Dataset records on visual material:
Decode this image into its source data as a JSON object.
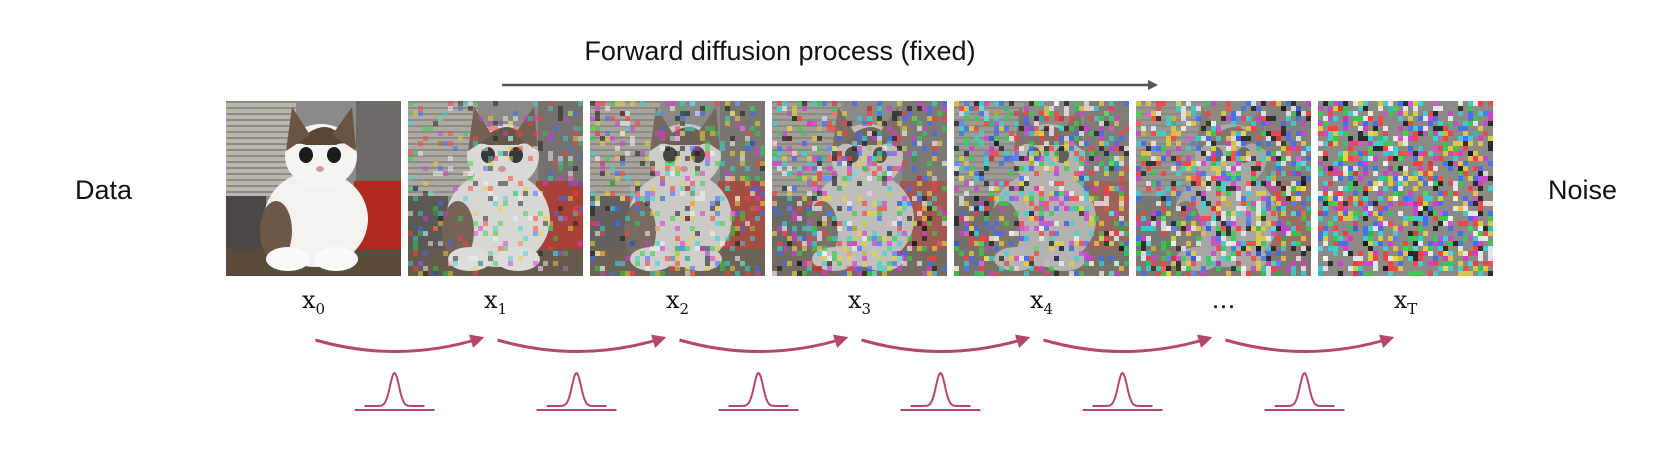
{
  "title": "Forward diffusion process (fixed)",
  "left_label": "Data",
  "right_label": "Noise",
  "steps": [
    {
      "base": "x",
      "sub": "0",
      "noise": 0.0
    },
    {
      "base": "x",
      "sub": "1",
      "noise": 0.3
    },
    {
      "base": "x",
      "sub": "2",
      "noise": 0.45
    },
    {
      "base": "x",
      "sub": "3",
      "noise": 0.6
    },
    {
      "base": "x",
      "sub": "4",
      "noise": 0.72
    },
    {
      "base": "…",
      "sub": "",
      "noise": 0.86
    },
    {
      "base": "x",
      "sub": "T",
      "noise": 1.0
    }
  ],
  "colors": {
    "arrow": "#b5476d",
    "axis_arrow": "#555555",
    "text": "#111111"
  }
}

AIM:
Each line of the data is to be duplicated exactly; pictures stay out of the copy.

OUTPUT OF THE TASK:
Decode this image into its source data as a JSON object.
{
  "title": "Forward diffusion process (fixed)",
  "left_label": "Data",
  "right_label": "Noise",
  "steps": [
    {
      "base": "x",
      "sub": "0",
      "noise": 0.0
    },
    {
      "base": "x",
      "sub": "1",
      "noise": 0.3
    },
    {
      "base": "x",
      "sub": "2",
      "noise": 0.45
    },
    {
      "base": "x",
      "sub": "3",
      "noise": 0.6
    },
    {
      "base": "x",
      "sub": "4",
      "noise": 0.72
    },
    {
      "base": "…",
      "sub": "",
      "noise": 0.86
    },
    {
      "base": "x",
      "sub": "T",
      "noise": 1.0
    }
  ],
  "colors": {
    "arrow": "#b5476d",
    "axis_arrow": "#555555",
    "text": "#111111"
  }
}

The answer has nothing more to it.